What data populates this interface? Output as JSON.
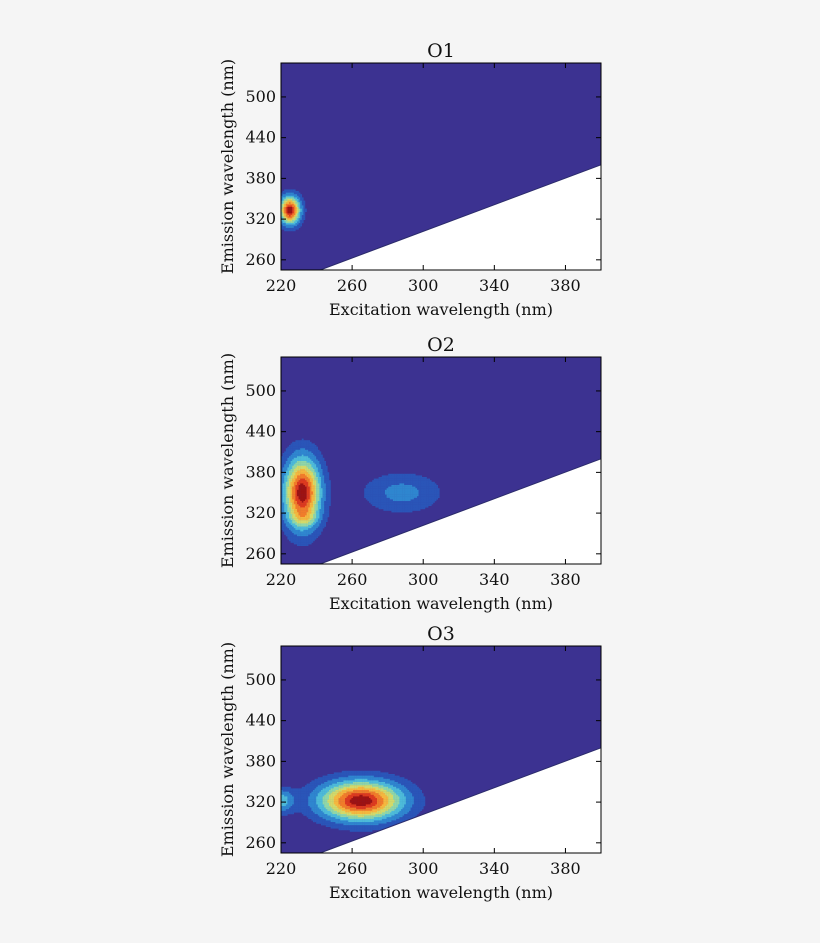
{
  "chart_data": [
    {
      "type": "contour",
      "title": "O1",
      "xlabel": "Excitation wavelength (nm)",
      "ylabel": "Emission wavelength (nm)",
      "xlim": [
        220,
        400
      ],
      "ylim": [
        245,
        550
      ],
      "xticks": [
        220,
        260,
        300,
        340,
        380
      ],
      "yticks": [
        260,
        320,
        380,
        440,
        500
      ],
      "background_color": "#3c3291",
      "masked_region": "emission below a line from (242, 245) to (400, 400)",
      "peaks": [
        {
          "ex": 225,
          "em": 333,
          "intensity": 1.0,
          "ex_width": 4,
          "em_width": 14
        }
      ]
    },
    {
      "type": "contour",
      "title": "O2",
      "xlabel": "Excitation wavelength (nm)",
      "ylabel": "Emission wavelength (nm)",
      "xlim": [
        220,
        400
      ],
      "ylim": [
        245,
        550
      ],
      "xticks": [
        220,
        260,
        300,
        340,
        380
      ],
      "yticks": [
        260,
        320,
        380,
        440,
        500
      ],
      "background_color": "#3c3291",
      "masked_region": "emission below a line from (242, 245) to (400, 400)",
      "peaks": [
        {
          "ex": 232,
          "em": 350,
          "intensity": 1.0,
          "ex_width": 7,
          "em_width": 35
        },
        {
          "ex": 288,
          "em": 350,
          "intensity": 0.22,
          "ex_width": 15,
          "em_width": 20
        },
        {
          "ex": 233,
          "em": 312,
          "intensity": 0.14,
          "ex_width": 6,
          "em_width": 8
        }
      ]
    },
    {
      "type": "contour",
      "title": "O3",
      "xlabel": "Excitation wavelength (nm)",
      "ylabel": "Emission wavelength (nm)",
      "xlim": [
        220,
        400
      ],
      "ylim": [
        245,
        550
      ],
      "xticks": [
        220,
        260,
        300,
        340,
        380
      ],
      "yticks": [
        260,
        320,
        380,
        440,
        500
      ],
      "background_color": "#3c3291",
      "masked_region": "emission below a line from (242, 245) to (400, 400)",
      "peaks": [
        {
          "ex": 265,
          "em": 322,
          "intensity": 1.0,
          "ex_width": 16,
          "em_width": 20
        },
        {
          "ex": 220,
          "em": 322,
          "intensity": 0.35,
          "ex_width": 5,
          "em_width": 12
        }
      ]
    }
  ]
}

-- -- --

What to produce: All the lines above are to be reproduced exactly, except the pictures.

Problem solution:
What data populates this interface? Output as JSON.
{
  "chart_data": [
    {
      "type": "contour",
      "title": "O1",
      "xlabel": "Excitation wavelength (nm)",
      "ylabel": "Emission wavelength (nm)",
      "xlim": [
        220,
        400
      ],
      "ylim": [
        245,
        550
      ],
      "xticks": [
        220,
        260,
        300,
        340,
        380
      ],
      "yticks": [
        260,
        320,
        380,
        440,
        500
      ],
      "background_color": "#3c3291",
      "masked_region": "emission below a line from (242, 245) to (400, 400)",
      "peaks": [
        {
          "ex": 225,
          "em": 333,
          "intensity": 1.0,
          "ex_width": 4,
          "em_width": 14
        }
      ]
    },
    {
      "type": "contour",
      "title": "O2",
      "xlabel": "Excitation wavelength (nm)",
      "ylabel": "Emission wavelength (nm)",
      "xlim": [
        220,
        400
      ],
      "ylim": [
        245,
        550
      ],
      "xticks": [
        220,
        260,
        300,
        340,
        380
      ],
      "yticks": [
        260,
        320,
        380,
        440,
        500
      ],
      "background_color": "#3c3291",
      "masked_region": "emission below a line from (242, 245) to (400, 400)",
      "peaks": [
        {
          "ex": 232,
          "em": 350,
          "intensity": 1.0,
          "ex_width": 7,
          "em_width": 35
        },
        {
          "ex": 288,
          "em": 350,
          "intensity": 0.22,
          "ex_width": 15,
          "em_width": 20
        },
        {
          "ex": 233,
          "em": 312,
          "intensity": 0.14,
          "ex_width": 6,
          "em_width": 8
        }
      ]
    },
    {
      "type": "contour",
      "title": "O3",
      "xlabel": "Excitation wavelength (nm)",
      "ylabel": "Emission wavelength (nm)",
      "xlim": [
        220,
        400
      ],
      "ylim": [
        245,
        550
      ],
      "xticks": [
        220,
        260,
        300,
        340,
        380
      ],
      "yticks": [
        260,
        320,
        380,
        440,
        500
      ],
      "background_color": "#3c3291",
      "masked_region": "emission below a line from (242, 245) to (400, 400)",
      "peaks": [
        {
          "ex": 265,
          "em": 322,
          "intensity": 1.0,
          "ex_width": 16,
          "em_width": 20
        },
        {
          "ex": 220,
          "em": 322,
          "intensity": 0.35,
          "ex_width": 5,
          "em_width": 12
        }
      ]
    }
  ]
}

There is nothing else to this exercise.